* _What you will do_: Filter the data below for the string "title" and copy each matching line.

* _Records for this exercise_:
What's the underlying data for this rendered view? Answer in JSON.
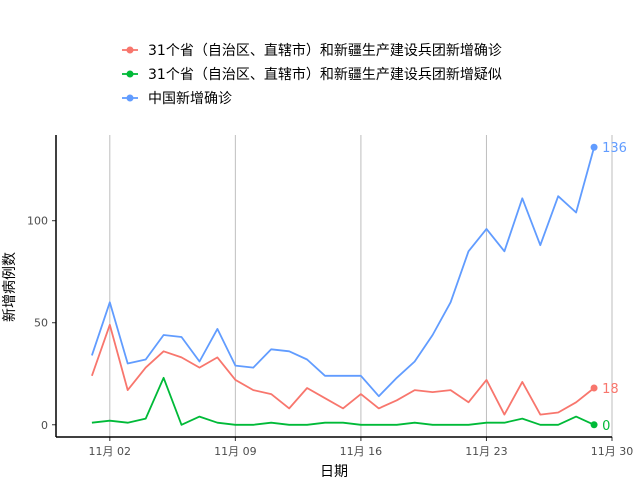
{
  "chart_data": {
    "type": "line",
    "xlabel": "日期",
    "ylabel": "新增病例数",
    "x": [
      "2020-11-01",
      "2020-11-02",
      "2020-11-03",
      "2020-11-04",
      "2020-11-05",
      "2020-11-06",
      "2020-11-07",
      "2020-11-08",
      "2020-11-09",
      "2020-11-10",
      "2020-11-11",
      "2020-11-12",
      "2020-11-13",
      "2020-11-14",
      "2020-11-15",
      "2020-11-16",
      "2020-11-17",
      "2020-11-18",
      "2020-11-19",
      "2020-11-20",
      "2020-11-21",
      "2020-11-22",
      "2020-11-23",
      "2020-11-24",
      "2020-11-25",
      "2020-11-26",
      "2020-11-27",
      "2020-11-28",
      "2020-11-29"
    ],
    "xticks": [
      "11月 02",
      "11月 09",
      "11月 16",
      "11月 23",
      "11月 30"
    ],
    "xtick_dates": [
      "2020-11-02",
      "2020-11-09",
      "2020-11-16",
      "2020-11-23",
      "2020-11-30"
    ],
    "xlim": [
      "2020-10-30",
      "2020-11-30"
    ],
    "yticks": [
      0,
      50,
      100
    ],
    "ylim": [
      -6,
      142
    ],
    "grid": "vertical",
    "legend_position": "top",
    "series": [
      {
        "name": "31个省（自治区、直辖市）和新疆生产建设兵团新增确诊",
        "color": "#F8766D",
        "values": [
          24,
          49,
          17,
          28,
          36,
          33,
          28,
          33,
          22,
          17,
          15,
          8,
          18,
          13,
          8,
          15,
          8,
          12,
          17,
          16,
          17,
          11,
          22,
          5,
          21,
          5,
          6,
          11,
          18
        ],
        "end_label": "18"
      },
      {
        "name": "31个省（自治区、直辖市）和新疆生产建设兵团新增疑似",
        "color": "#00BA38",
        "values": [
          1,
          2,
          1,
          3,
          23,
          0,
          4,
          1,
          0,
          0,
          1,
          0,
          0,
          1,
          1,
          0,
          0,
          0,
          1,
          0,
          0,
          0,
          1,
          1,
          3,
          0,
          0,
          4,
          0
        ],
        "end_label": "0"
      },
      {
        "name": "中国新增确诊",
        "color": "#619CFF",
        "values": [
          34,
          60,
          30,
          32,
          44,
          43,
          31,
          47,
          29,
          28,
          37,
          36,
          32,
          24,
          24,
          24,
          14,
          23,
          31,
          44,
          60,
          85,
          96,
          85,
          111,
          88,
          112,
          104,
          136
        ],
        "end_label": "136"
      }
    ]
  }
}
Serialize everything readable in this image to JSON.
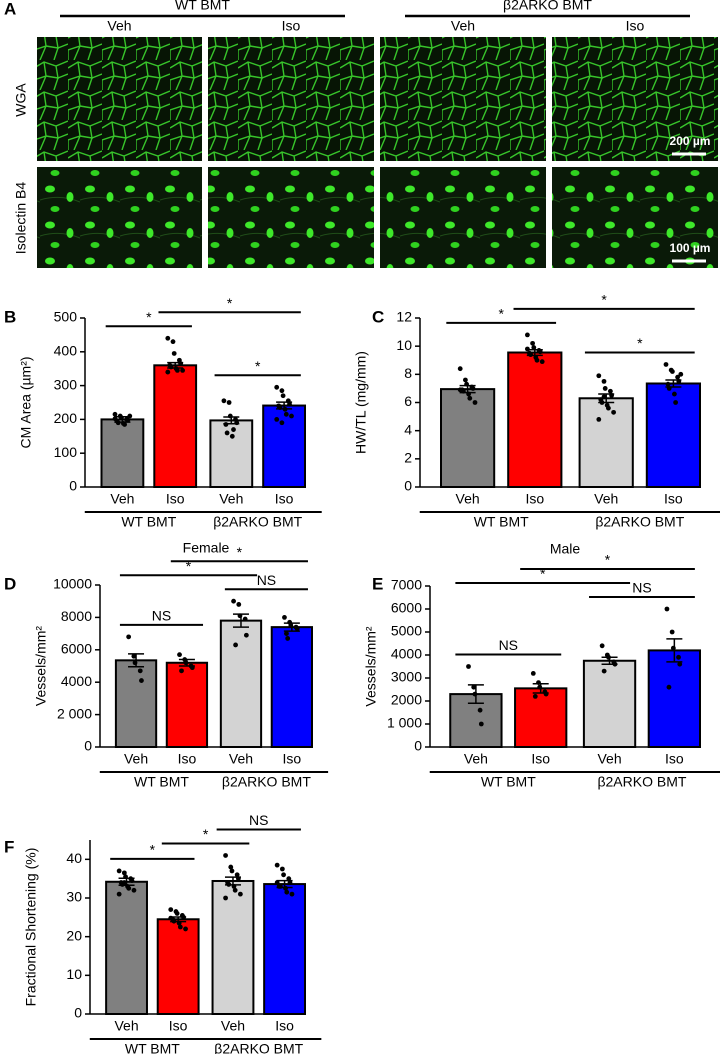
{
  "panel_a": {
    "label": "A",
    "groups": [
      "WT BMT",
      "β2ARKO BMT"
    ],
    "columns": [
      "Veh",
      "Iso",
      "Veh",
      "Iso"
    ],
    "rows": [
      "WGA",
      "Isolectin B4"
    ],
    "scale_bars": [
      "200 µm",
      "100 µm"
    ]
  },
  "chart_data": [
    {
      "type": "bar",
      "panel": "B",
      "ylabel": "CM Area (µm²)",
      "categories": [
        "Veh",
        "Iso",
        "Veh",
        "Iso"
      ],
      "groups": [
        "WT BMT",
        "β2ARKO BMT"
      ],
      "values": [
        200,
        360,
        197,
        241
      ],
      "errors": [
        8,
        8,
        10,
        10
      ],
      "points": [
        [
          215,
          210,
          205,
          200,
          198,
          195,
          190,
          188,
          185,
          210,
          202
        ],
        [
          440,
          430,
          395,
          375,
          365,
          360,
          355,
          350,
          345,
          345,
          340
        ],
        [
          255,
          250,
          210,
          200,
          190,
          185,
          160,
          150,
          170
        ],
        [
          295,
          285,
          270,
          255,
          245,
          240,
          235,
          230,
          215,
          210,
          200,
          190
        ]
      ],
      "colors": [
        "#808080",
        "#ff0000",
        "#d3d3d3",
        "#0000ff"
      ],
      "ylim": [
        0,
        500
      ],
      "yticks": [
        0,
        100,
        200,
        300,
        400,
        500
      ],
      "significance": [
        {
          "bars": [
            0,
            1
          ],
          "label": "*"
        },
        {
          "bars": [
            2,
            3
          ],
          "label": "*"
        },
        {
          "bars": [
            1,
            3
          ],
          "label": "*"
        }
      ]
    },
    {
      "type": "bar",
      "panel": "C",
      "ylabel": "HW/TL (mg/mm)",
      "categories": [
        "Veh",
        "Iso",
        "Veh",
        "Iso"
      ],
      "groups": [
        "WT BMT",
        "β2ARKO BMT"
      ],
      "values": [
        6.95,
        9.55,
        6.3,
        7.35
      ],
      "errors": [
        0.25,
        0.2,
        0.3,
        0.25
      ],
      "points": [
        [
          8.4,
          7.6,
          7.3,
          7.1,
          7.0,
          6.9,
          6.8,
          6.6,
          6.3,
          6.0,
          6.9
        ],
        [
          10.8,
          10.2,
          9.9,
          9.7,
          9.6,
          9.5,
          9.4,
          9.2,
          9.0,
          8.9,
          9.8
        ],
        [
          7.9,
          7.5,
          7.0,
          6.8,
          6.5,
          6.2,
          6.0,
          5.8,
          5.6,
          5.3,
          4.8,
          6.4
        ],
        [
          8.7,
          8.3,
          8.2,
          7.8,
          7.5,
          7.3,
          7.0,
          6.6,
          6.0,
          8.0
        ]
      ],
      "colors": [
        "#808080",
        "#ff0000",
        "#d3d3d3",
        "#0000ff"
      ],
      "ylim": [
        0,
        12
      ],
      "yticks": [
        0,
        2,
        4,
        6,
        8,
        10,
        12
      ],
      "significance": [
        {
          "bars": [
            0,
            1
          ],
          "label": "*"
        },
        {
          "bars": [
            2,
            3
          ],
          "label": "*"
        },
        {
          "bars": [
            1,
            3
          ],
          "label": "*"
        }
      ]
    },
    {
      "type": "bar",
      "panel": "D",
      "title": "Female",
      "ylabel": "Vessels/mm²",
      "categories": [
        "Veh",
        "Iso",
        "Veh",
        "Iso"
      ],
      "groups": [
        "WT BMT",
        "β2ARKO BMT"
      ],
      "values": [
        5350,
        5200,
        7800,
        7400
      ],
      "errors": [
        400,
        200,
        400,
        250
      ],
      "points": [
        [
          6800,
          5600,
          5200,
          4700,
          4100
        ],
        [
          5700,
          5400,
          5200,
          5000,
          4900,
          4700
        ],
        [
          9000,
          8800,
          8100,
          7900,
          6900,
          6300
        ],
        [
          8000,
          7700,
          7500,
          7400,
          7300,
          7000,
          6700
        ]
      ],
      "colors": [
        "#808080",
        "#ff0000",
        "#d3d3d3",
        "#0000ff"
      ],
      "ylim": [
        0,
        10000
      ],
      "yticks": [
        0,
        {
          "value": 2000,
          "label": "2 000"
        },
        4000,
        6000,
        8000,
        10000
      ],
      "significance": [
        {
          "bars": [
            0,
            1
          ],
          "label": "NS"
        },
        {
          "bars": [
            2,
            3
          ],
          "label": "NS"
        },
        {
          "bars": [
            0,
            2
          ],
          "label": "*"
        },
        {
          "bars": [
            1,
            3
          ],
          "label": "*"
        }
      ]
    },
    {
      "type": "bar",
      "panel": "E",
      "title": "Male",
      "ylabel": "Vessels/mm²",
      "categories": [
        "Veh",
        "Iso",
        "Veh",
        "Iso"
      ],
      "groups": [
        "WT BMT",
        "β2ARKO BMT"
      ],
      "values": [
        2300,
        2550,
        3750,
        4200
      ],
      "errors": [
        400,
        200,
        150,
        500
      ],
      "points": [
        [
          3500,
          2600,
          2300,
          1600,
          1000
        ],
        [
          3200,
          2800,
          2600,
          2400,
          2300,
          2200
        ],
        [
          4400,
          4000,
          3900,
          3700,
          3600,
          3300
        ],
        [
          6000,
          5000,
          4300,
          3900,
          3600,
          2600
        ]
      ],
      "colors": [
        "#808080",
        "#ff0000",
        "#d3d3d3",
        "#0000ff"
      ],
      "ylim": [
        0,
        7000
      ],
      "yticks": [
        0,
        {
          "value": 1000,
          "label": "1 000"
        },
        2000,
        3000,
        4000,
        5000,
        6000,
        7000
      ],
      "significance": [
        {
          "bars": [
            0,
            1
          ],
          "label": "NS"
        },
        {
          "bars": [
            2,
            3
          ],
          "label": "NS"
        },
        {
          "bars": [
            0,
            2
          ],
          "label": "*"
        },
        {
          "bars": [
            1,
            3
          ],
          "label": "*"
        }
      ]
    },
    {
      "type": "bar",
      "panel": "F",
      "ylabel": "Fractional Shortening (%)",
      "categories": [
        "Veh",
        "Iso",
        "Veh",
        "Iso"
      ],
      "groups": [
        "WT BMT",
        "β2ARKO BMT"
      ],
      "values": [
        34.2,
        24.5,
        34.4,
        33.6
      ],
      "errors": [
        0.9,
        0.6,
        1.0,
        0.9
      ],
      "points": [
        [
          37,
          36.5,
          35.5,
          35,
          34.5,
          34,
          33.5,
          33,
          32.5,
          32,
          31,
          34
        ],
        [
          27,
          26.5,
          26,
          25.5,
          25,
          24.5,
          24,
          23.5,
          22.5,
          22,
          24.8
        ],
        [
          41,
          38,
          37,
          36,
          35,
          34,
          33.5,
          33,
          32,
          31,
          30
        ],
        [
          38.5,
          37.5,
          36,
          35,
          34,
          33,
          33,
          32.5,
          31.5,
          31,
          34
        ]
      ],
      "colors": [
        "#808080",
        "#ff0000",
        "#d3d3d3",
        "#0000ff"
      ],
      "ylim": [
        0,
        45
      ],
      "yticks": [
        0,
        10,
        20,
        30,
        40
      ],
      "significance": [
        {
          "bars": [
            0,
            1
          ],
          "label": "*"
        },
        {
          "bars": [
            1,
            2
          ],
          "label": "*"
        },
        {
          "bars": [
            2,
            3
          ],
          "label": "NS"
        }
      ]
    }
  ]
}
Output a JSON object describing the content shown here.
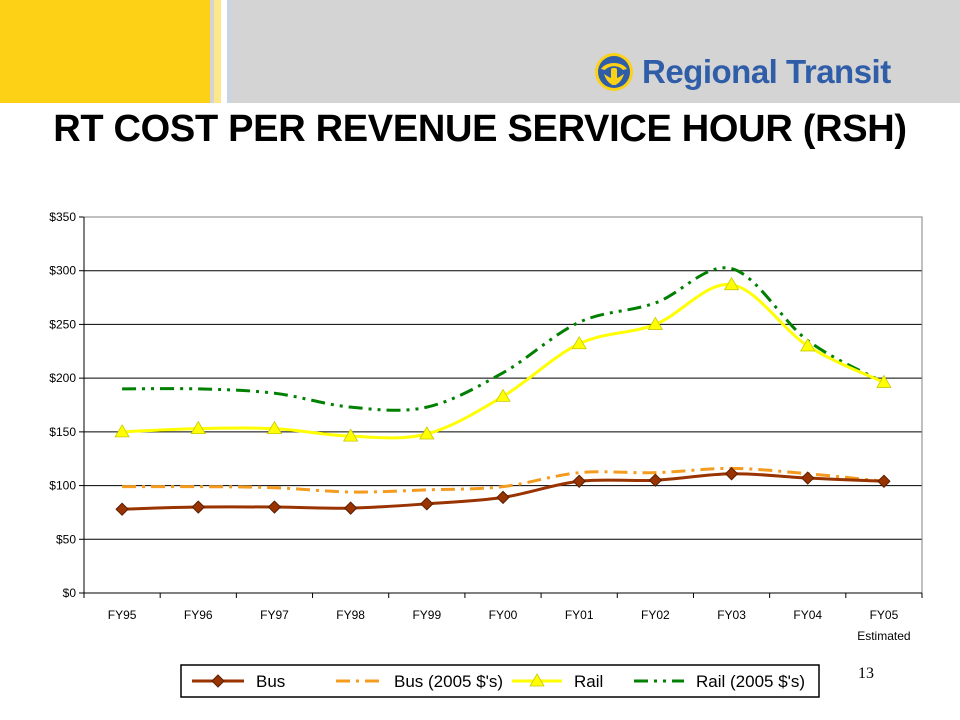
{
  "logo": {
    "text": "Regional Transit"
  },
  "title": "RT COST PER REVENUE SERVICE HOUR (RSH)",
  "page_number": "13",
  "colors": {
    "header_gray": "#d4d4d4",
    "header_yellow": "#fcd116",
    "logo_blue": "#2f5da8",
    "bus": "#993300",
    "bus_2005": "#f39c1f",
    "rail": "#ffff00",
    "rail_2005": "#008000"
  },
  "chart_data": {
    "type": "line",
    "title": "",
    "xlabel": "",
    "ylabel": "",
    "categories": [
      "FY95",
      "FY96",
      "FY97",
      "FY98",
      "FY99",
      "FY00",
      "FY01",
      "FY02",
      "FY03",
      "FY04",
      "FY05"
    ],
    "category_sublabels": [
      "",
      "",
      "",
      "",
      "",
      "",
      "",
      "",
      "",
      "",
      "Estimated"
    ],
    "ylim": [
      0,
      350
    ],
    "y_ticks": [
      0,
      50,
      100,
      150,
      200,
      250,
      300,
      350
    ],
    "y_tick_labels": [
      "$0",
      "$50",
      "$100",
      "$150",
      "$200",
      "$250",
      "$300",
      "$350"
    ],
    "grid": true,
    "legend_position": "bottom",
    "series": [
      {
        "name": "Bus",
        "color": "#993300",
        "dash": "",
        "marker": "diamond",
        "values": [
          78,
          80,
          80,
          79,
          83,
          89,
          104,
          105,
          111,
          107,
          104
        ]
      },
      {
        "name": "Bus (2005 $'s)",
        "color": "#f39c1f",
        "dash": "14 6 3 6",
        "marker": "none",
        "values": [
          99,
          99,
          98,
          94,
          96,
          99,
          112,
          112,
          116,
          111,
          104
        ]
      },
      {
        "name": "Rail",
        "color": "#ffff00",
        "dash": "",
        "marker": "triangle",
        "values": [
          150,
          153,
          153,
          146,
          148,
          183,
          232,
          250,
          287,
          230,
          196
        ]
      },
      {
        "name": "Rail (2005 $'s)",
        "color": "#008000",
        "dash": "14 6 3 6 3 6",
        "marker": "none",
        "values": [
          190,
          190,
          186,
          173,
          173,
          205,
          252,
          270,
          302,
          235,
          196
        ]
      }
    ]
  }
}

* _Correct result_:
      "title": "Female",
      "title": "Male",
  "title": "RT COST PER REVENUE SERVICE HOUR (RSH)",
    "title": "",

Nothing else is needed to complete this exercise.